Required task: Copy every entry word for word, but skip the pictures.

──────────

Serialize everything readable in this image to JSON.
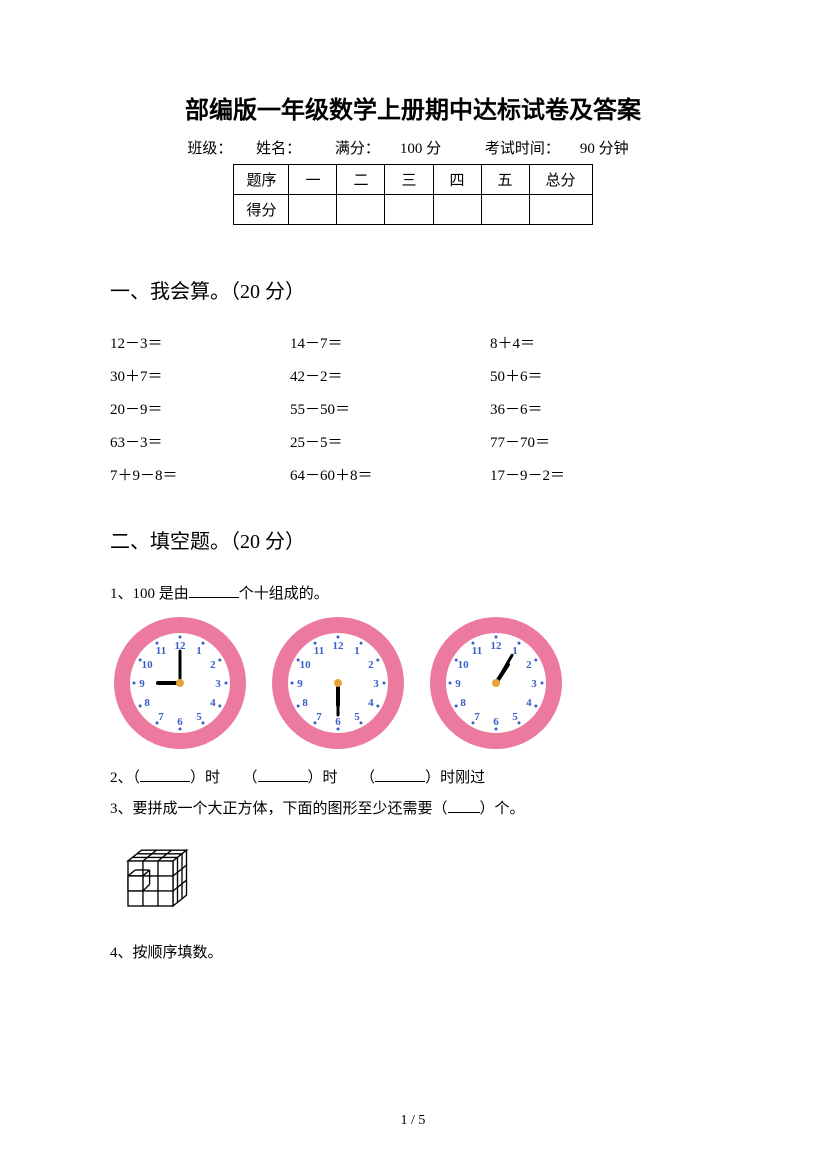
{
  "title": "部编版一年级数学上册期中达标试卷及答案",
  "info": {
    "class_label": "班级：",
    "name_label": "姓名：",
    "full_score_label": "满分：",
    "full_score_value": "100 分",
    "time_label": "考试时间：",
    "time_value": "90 分钟"
  },
  "score_table": {
    "headers": [
      "题序",
      "一",
      "二",
      "三",
      "四",
      "五",
      "总分"
    ],
    "row2_label": "得分"
  },
  "section1": {
    "title": "一、我会算。（20 分）",
    "problems": [
      "12－3＝",
      "14－7＝",
      "8＋4＝",
      "30＋7＝",
      "42－2＝",
      "50＋6＝",
      "20－9＝",
      "55－50＝",
      "36－6＝",
      "63－3＝",
      "25－5＝",
      "77－70＝",
      "7＋9－8＝",
      "64－60＋8＝",
      "17－9－2＝"
    ]
  },
  "section2": {
    "title": "二、填空题。（20 分）",
    "q1_prefix": "1、100 是由",
    "q1_suffix": "个十组成的。",
    "clocks": [
      {
        "hour_angle": 270,
        "minute_angle": 0
      },
      {
        "hour_angle": 180,
        "minute_angle": 180
      },
      {
        "hour_angle": 33,
        "minute_angle": 30
      }
    ],
    "clock_numbers": [
      "12",
      "1",
      "2",
      "3",
      "4",
      "5",
      "6",
      "7",
      "8",
      "9",
      "10",
      "11"
    ],
    "clock_label_1": "）时",
    "clock_label_2": "）时",
    "clock_label_3": "）时刚过",
    "q2_prefix": "2、（",
    "q2_mid": "（",
    "q3": "3、要拼成一个大正方体，下面的图形至少还需要（",
    "q3_suffix": "）个。",
    "q4": "4、按顺序填数。"
  },
  "colors": {
    "clock_ring": "#ec7a9f",
    "clock_face": "#ffffff",
    "clock_num": "#3a5fc8",
    "clock_center": "#e8a43a"
  },
  "page": "1 / 5"
}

──────────

Solution below:
Serialize everything readable in this image to JSON.
{
  "title": "部编版一年级数学上册期中达标试卷及答案",
  "info": {
    "class_label": "班级：",
    "name_label": "姓名：",
    "full_score_label": "满分：",
    "full_score_value": "100 分",
    "time_label": "考试时间：",
    "time_value": "90 分钟"
  },
  "score_table": {
    "headers": [
      "题序",
      "一",
      "二",
      "三",
      "四",
      "五",
      "总分"
    ],
    "row2_label": "得分"
  },
  "section1": {
    "title": "一、我会算。（20 分）",
    "problems": [
      "12－3＝",
      "14－7＝",
      "8＋4＝",
      "30＋7＝",
      "42－2＝",
      "50＋6＝",
      "20－9＝",
      "55－50＝",
      "36－6＝",
      "63－3＝",
      "25－5＝",
      "77－70＝",
      "7＋9－8＝",
      "64－60＋8＝",
      "17－9－2＝"
    ]
  },
  "section2": {
    "title": "二、填空题。（20 分）",
    "q1_prefix": "1、100 是由",
    "q1_suffix": "个十组成的。",
    "clocks": [
      {
        "hour_angle": 270,
        "minute_angle": 0
      },
      {
        "hour_angle": 180,
        "minute_angle": 180
      },
      {
        "hour_angle": 33,
        "minute_angle": 30
      }
    ],
    "clock_numbers": [
      "12",
      "1",
      "2",
      "3",
      "4",
      "5",
      "6",
      "7",
      "8",
      "9",
      "10",
      "11"
    ],
    "clock_label_1": "）时",
    "clock_label_2": "）时",
    "clock_label_3": "）时刚过",
    "q2_prefix": "2、（",
    "q2_mid": "（",
    "q3": "3、要拼成一个大正方体，下面的图形至少还需要（",
    "q3_suffix": "）个。",
    "q4": "4、按顺序填数。"
  },
  "colors": {
    "clock_ring": "#ec7a9f",
    "clock_face": "#ffffff",
    "clock_num": "#3a5fc8",
    "clock_center": "#e8a43a"
  },
  "page": "1 / 5"
}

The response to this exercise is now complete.